## Your goal
Please set down all the lines beneath this one exactly, without the pictures.
═══ Records for this task ═══
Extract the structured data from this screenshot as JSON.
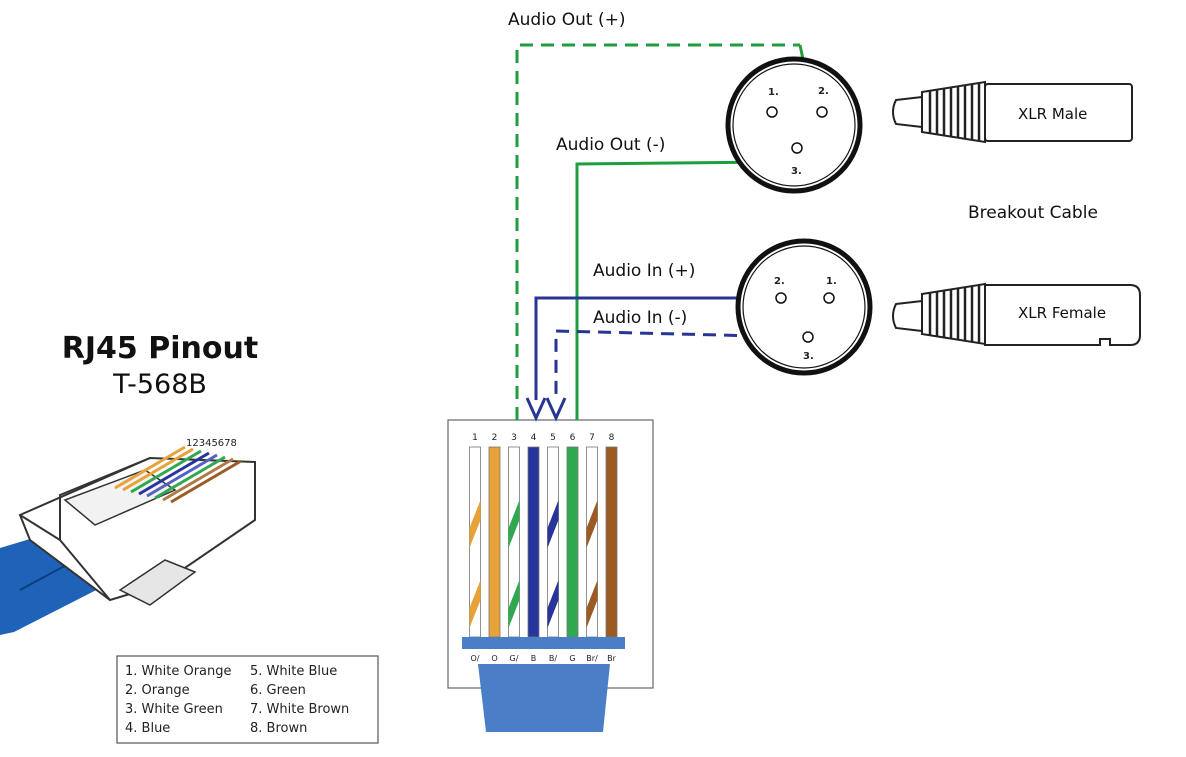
{
  "title": {
    "main": "RJ45 Pinout",
    "standard": "T-568B"
  },
  "plug_pin_numbers": "12345678",
  "legend": {
    "items": [
      "1. White Orange",
      "2. Orange",
      "3. White Green",
      "4. Blue",
      "5. White Blue",
      "6. Green",
      "7. White Brown",
      "8. Brown"
    ]
  },
  "connector": {
    "pin_numbers": [
      "1",
      "2",
      "3",
      "4",
      "5",
      "6",
      "7",
      "8"
    ],
    "pin_codes": [
      "O/",
      "O",
      "G/",
      "B",
      "B/",
      "G",
      "Br/",
      "Br"
    ],
    "wires": [
      {
        "base": "#ffffff",
        "stripe": "#e8a23a"
      },
      {
        "base": "#e8a23a",
        "stripe": null
      },
      {
        "base": "#ffffff",
        "stripe": "#2fa84f"
      },
      {
        "base": "#27349a",
        "stripe": null
      },
      {
        "base": "#ffffff",
        "stripe": "#27349a"
      },
      {
        "base": "#2fa84f",
        "stripe": null
      },
      {
        "base": "#ffffff",
        "stripe": "#9b5b23"
      },
      {
        "base": "#9b5b23",
        "stripe": null
      }
    ],
    "jacket_color": "#4a7fc8"
  },
  "signals": {
    "audio_out_pos": "Audio Out (+)",
    "audio_out_neg": "Audio Out (-)",
    "audio_in_pos": "Audio In (+)",
    "audio_in_neg": "Audio In (-)"
  },
  "xlr_male": {
    "label": "XLR Male",
    "pins": [
      "1.",
      "2.",
      "3."
    ]
  },
  "xlr_female": {
    "label": "XLR Female",
    "pins": [
      "2.",
      "1.",
      "3."
    ]
  },
  "breakout_label": "Breakout Cable",
  "colors": {
    "green": "#1f9e3f",
    "blue": "#283593",
    "cable_blue": "#1e63b8"
  }
}
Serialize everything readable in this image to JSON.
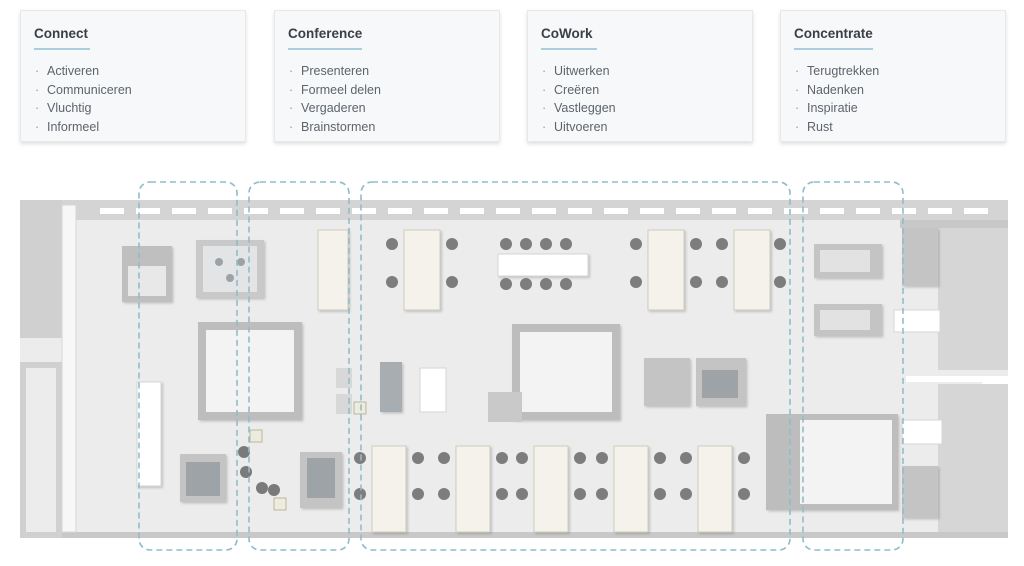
{
  "zones": [
    {
      "title": "Connect",
      "items": [
        "Activeren",
        "Communiceren",
        "Vluchtig",
        "Informeel"
      ]
    },
    {
      "title": "Conference",
      "items": [
        "Presenteren",
        "Formeel delen",
        "Vergaderen",
        "Brainstormen"
      ]
    },
    {
      "title": "CoWork",
      "items": [
        "Uitwerken",
        "Creëren",
        "Vastleggen",
        "Uitvoeren"
      ]
    },
    {
      "title": "Concentrate",
      "items": [
        "Terugtrekken",
        "Nadenken",
        "Inspiratie",
        "Rust"
      ]
    }
  ],
  "colors": {
    "zone_outline": "#8fbccb",
    "title_underline": "#a9cfdc",
    "floor": "#ececec",
    "wall": "#c4c4c4",
    "desk": "#f4f2ea",
    "chair": "#7d7d7d"
  },
  "bullet": "·"
}
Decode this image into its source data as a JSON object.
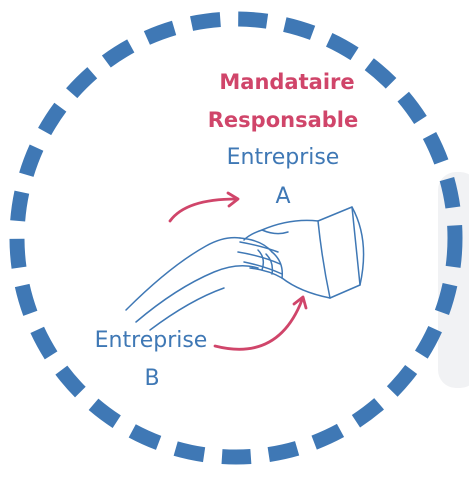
═══
## The reply
Extract the structured data from this screenshot as JSON.
{
  "title": {
    "main": "RJ45 Pinout",
    "standard": "T-568B"
  },
  "plug_pin_numbers": "12345678",
  "legend": {
    "items": [
      "1. White Orange",
      "2. Orange",
      "3. White Green",
      "4. Blue",
      "5. White Blue",
      "6. Green",
      "7. White Brown",
      "8. Brown"
    ]
  },
  "connector": {
    "pin_numbers": [
      "1",
      "2",
      "3",
      "4",
      "5",
      "6",
      "7",
      "8"
    ],
    "pin_codes": [
      "O/",
      "O",
      "G/",
      "B",
      "B/",
      "G",
      "Br/",
      "Br"
    ],
    "wires": [
      {
        "base": "#ffffff",
        "stripe": "#e8a23a"
      },
      {
        "base": "#e8a23a",
        "stripe": null
      },
      {
        "base": "#ffffff",
        "stripe": "#2fa84f"
      },
      {
        "base": "#27349a",
        "stripe": null
      },
      {
        "base": "#ffffff",
        "stripe": "#27349a"
      },
      {
        "base": "#2fa84f",
        "stripe": null
      },
      {
        "base": "#ffffff",
        "stripe": "#9b5b23"
      },
      {
        "base": "#9b5b23",
        "stripe": null
      }
    ],
    "jacket_color": "#4a7fc8"
  },
  "signals": {
    "audio_out_pos": "Audio Out (+)",
    "audio_out_neg": "Audio Out (-)",
    "audio_in_pos": "Audio In (+)",
    "audio_in_neg": "Audio In (-)"
  },
  "xlr_male": {
    "label": "XLR Male",
    "pins": [
      "1.",
      "2.",
      "3."
    ]
  },
  "xlr_female": {
    "label": "XLR Female",
    "pins": [
      "2.",
      "1.",
      "3."
    ]
  },
  "breakout_label": "Breakout Cable",
  "colors": {
    "green": "#1f9e3f",
    "blue": "#283593",
    "cable_blue": "#1e63b8"
  }
}
Serialize everything readable in this image to JSON.
{
  "zones": [
    {
      "title": "Connect",
      "items": [
        "Activeren",
        "Communiceren",
        "Vluchtig",
        "Informeel"
      ]
    },
    {
      "title": "Conference",
      "items": [
        "Presenteren",
        "Formeel delen",
        "Vergaderen",
        "Brainstormen"
      ]
    },
    {
      "title": "CoWork",
      "items": [
        "Uitwerken",
        "Creëren",
        "Vastleggen",
        "Uitvoeren"
      ]
    },
    {
      "title": "Concentrate",
      "items": [
        "Terugtrekken",
        "Nadenken",
        "Inspiratie",
        "Rust"
      ]
    }
  ],
  "colors": {
    "zone_outline": "#8fbccb",
    "title_underline": "#a9cfdc",
    "floor": "#ececec",
    "wall": "#c4c4c4",
    "desk": "#f4f2ea",
    "chair": "#7d7d7d"
  },
  "bullet": "·"
}
Decode this image into its source data as a JSON object.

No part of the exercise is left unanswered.